EXERCISE OBJECTIVE.
Take from the listing each line that has the string "boolean".

RECORDS TO PROCESS.
§ §

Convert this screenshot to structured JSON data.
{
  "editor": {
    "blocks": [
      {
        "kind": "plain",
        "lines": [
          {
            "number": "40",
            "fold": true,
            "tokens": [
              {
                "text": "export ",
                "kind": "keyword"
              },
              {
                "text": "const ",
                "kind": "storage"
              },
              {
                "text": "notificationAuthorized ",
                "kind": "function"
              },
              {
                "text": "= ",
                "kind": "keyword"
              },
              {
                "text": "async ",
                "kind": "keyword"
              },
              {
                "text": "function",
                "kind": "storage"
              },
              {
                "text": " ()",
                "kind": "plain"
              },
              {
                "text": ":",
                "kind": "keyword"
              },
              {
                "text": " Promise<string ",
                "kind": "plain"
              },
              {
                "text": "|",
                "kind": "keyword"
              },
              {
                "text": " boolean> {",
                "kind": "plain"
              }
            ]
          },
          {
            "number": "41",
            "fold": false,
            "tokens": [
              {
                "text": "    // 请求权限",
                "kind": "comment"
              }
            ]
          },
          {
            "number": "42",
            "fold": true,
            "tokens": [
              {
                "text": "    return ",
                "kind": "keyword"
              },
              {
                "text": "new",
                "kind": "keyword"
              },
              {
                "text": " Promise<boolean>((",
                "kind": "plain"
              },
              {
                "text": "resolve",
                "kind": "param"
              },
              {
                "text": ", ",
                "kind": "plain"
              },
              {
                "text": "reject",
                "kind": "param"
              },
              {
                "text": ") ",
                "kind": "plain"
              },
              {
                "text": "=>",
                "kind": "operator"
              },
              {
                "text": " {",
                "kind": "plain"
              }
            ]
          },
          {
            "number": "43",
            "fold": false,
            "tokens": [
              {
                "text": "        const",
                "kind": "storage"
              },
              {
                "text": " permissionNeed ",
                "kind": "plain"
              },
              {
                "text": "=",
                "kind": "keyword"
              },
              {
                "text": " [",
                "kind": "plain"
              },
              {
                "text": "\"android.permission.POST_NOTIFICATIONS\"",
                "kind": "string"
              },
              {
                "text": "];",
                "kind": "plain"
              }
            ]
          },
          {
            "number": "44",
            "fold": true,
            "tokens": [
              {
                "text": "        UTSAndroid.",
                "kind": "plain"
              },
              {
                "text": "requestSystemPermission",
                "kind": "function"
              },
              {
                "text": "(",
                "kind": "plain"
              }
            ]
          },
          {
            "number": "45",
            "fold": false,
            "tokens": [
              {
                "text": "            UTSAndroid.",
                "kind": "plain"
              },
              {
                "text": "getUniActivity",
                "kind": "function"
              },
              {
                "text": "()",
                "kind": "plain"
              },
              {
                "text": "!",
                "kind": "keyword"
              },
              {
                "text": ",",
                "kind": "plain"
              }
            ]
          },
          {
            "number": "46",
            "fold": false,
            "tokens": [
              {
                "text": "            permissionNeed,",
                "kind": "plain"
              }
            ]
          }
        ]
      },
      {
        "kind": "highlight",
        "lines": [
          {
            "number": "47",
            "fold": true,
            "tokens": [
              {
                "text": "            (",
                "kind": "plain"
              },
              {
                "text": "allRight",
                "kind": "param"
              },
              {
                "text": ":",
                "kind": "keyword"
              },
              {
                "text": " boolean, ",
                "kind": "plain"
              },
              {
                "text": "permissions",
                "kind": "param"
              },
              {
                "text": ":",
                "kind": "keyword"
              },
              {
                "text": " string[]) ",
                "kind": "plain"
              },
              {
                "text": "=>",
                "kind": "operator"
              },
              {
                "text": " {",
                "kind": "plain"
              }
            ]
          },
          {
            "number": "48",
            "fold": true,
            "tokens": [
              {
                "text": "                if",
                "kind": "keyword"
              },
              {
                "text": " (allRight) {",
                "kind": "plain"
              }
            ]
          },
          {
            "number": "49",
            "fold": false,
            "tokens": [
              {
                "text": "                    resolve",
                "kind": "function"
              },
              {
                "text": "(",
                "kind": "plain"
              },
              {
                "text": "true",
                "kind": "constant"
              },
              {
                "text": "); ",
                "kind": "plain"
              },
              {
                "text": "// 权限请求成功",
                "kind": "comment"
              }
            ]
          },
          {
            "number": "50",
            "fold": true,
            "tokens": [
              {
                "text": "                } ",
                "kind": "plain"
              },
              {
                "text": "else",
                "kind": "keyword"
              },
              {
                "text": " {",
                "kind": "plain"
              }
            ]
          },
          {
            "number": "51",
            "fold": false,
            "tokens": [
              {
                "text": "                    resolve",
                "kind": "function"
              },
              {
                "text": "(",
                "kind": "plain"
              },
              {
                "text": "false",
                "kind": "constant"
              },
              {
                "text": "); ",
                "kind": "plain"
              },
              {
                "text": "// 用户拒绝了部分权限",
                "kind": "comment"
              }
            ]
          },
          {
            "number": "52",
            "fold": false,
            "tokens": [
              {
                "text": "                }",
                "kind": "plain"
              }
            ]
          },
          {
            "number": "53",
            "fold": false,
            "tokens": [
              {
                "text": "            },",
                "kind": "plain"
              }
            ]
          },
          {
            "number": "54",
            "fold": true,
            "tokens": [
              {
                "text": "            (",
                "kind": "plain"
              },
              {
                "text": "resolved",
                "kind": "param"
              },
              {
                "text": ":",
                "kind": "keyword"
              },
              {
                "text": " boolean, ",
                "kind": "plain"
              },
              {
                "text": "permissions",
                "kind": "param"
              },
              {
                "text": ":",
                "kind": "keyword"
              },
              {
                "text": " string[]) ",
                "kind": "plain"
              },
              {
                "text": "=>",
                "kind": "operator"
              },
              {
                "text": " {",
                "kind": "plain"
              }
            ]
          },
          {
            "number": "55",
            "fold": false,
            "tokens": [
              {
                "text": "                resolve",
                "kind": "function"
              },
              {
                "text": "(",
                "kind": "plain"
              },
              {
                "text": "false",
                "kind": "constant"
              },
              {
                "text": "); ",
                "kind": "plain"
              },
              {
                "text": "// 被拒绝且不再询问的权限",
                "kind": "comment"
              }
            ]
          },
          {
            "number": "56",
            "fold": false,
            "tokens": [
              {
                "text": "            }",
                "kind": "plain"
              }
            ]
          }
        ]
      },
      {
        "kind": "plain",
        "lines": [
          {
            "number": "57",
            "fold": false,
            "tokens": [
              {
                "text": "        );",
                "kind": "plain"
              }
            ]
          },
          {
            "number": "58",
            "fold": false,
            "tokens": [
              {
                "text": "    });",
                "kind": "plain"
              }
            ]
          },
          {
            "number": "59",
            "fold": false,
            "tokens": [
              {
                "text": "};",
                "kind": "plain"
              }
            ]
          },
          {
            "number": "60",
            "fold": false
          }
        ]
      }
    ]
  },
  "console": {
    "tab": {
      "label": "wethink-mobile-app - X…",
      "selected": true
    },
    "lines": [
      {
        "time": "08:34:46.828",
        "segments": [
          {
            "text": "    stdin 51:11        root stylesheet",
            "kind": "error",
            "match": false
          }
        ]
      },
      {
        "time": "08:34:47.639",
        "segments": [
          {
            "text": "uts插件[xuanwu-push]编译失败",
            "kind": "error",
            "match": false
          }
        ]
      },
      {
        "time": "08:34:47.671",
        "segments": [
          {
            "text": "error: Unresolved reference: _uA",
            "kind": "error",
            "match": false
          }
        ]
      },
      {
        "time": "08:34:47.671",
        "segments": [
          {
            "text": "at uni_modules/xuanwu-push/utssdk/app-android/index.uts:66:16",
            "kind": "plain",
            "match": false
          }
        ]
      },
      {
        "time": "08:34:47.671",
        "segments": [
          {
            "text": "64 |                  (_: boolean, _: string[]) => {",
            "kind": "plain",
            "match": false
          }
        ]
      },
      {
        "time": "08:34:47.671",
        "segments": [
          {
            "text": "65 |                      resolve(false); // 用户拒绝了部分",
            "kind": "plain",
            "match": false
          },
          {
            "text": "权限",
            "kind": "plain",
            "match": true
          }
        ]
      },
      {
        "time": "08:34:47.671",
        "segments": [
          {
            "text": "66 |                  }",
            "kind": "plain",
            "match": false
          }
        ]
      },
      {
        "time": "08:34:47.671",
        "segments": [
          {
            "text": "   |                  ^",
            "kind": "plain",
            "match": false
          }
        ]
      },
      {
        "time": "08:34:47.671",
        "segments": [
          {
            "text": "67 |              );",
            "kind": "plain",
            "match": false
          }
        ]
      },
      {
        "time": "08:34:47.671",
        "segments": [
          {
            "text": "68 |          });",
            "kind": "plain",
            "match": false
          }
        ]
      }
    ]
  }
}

§ §

CORRECT OUTPUT.
                "text": " boolean> {",
                "text": " Promise<boolean>((",
                "text": " boolean, ",
                "text": " boolean, ",
            "text": "64 |                  (_: boolean, _: string[]) => {",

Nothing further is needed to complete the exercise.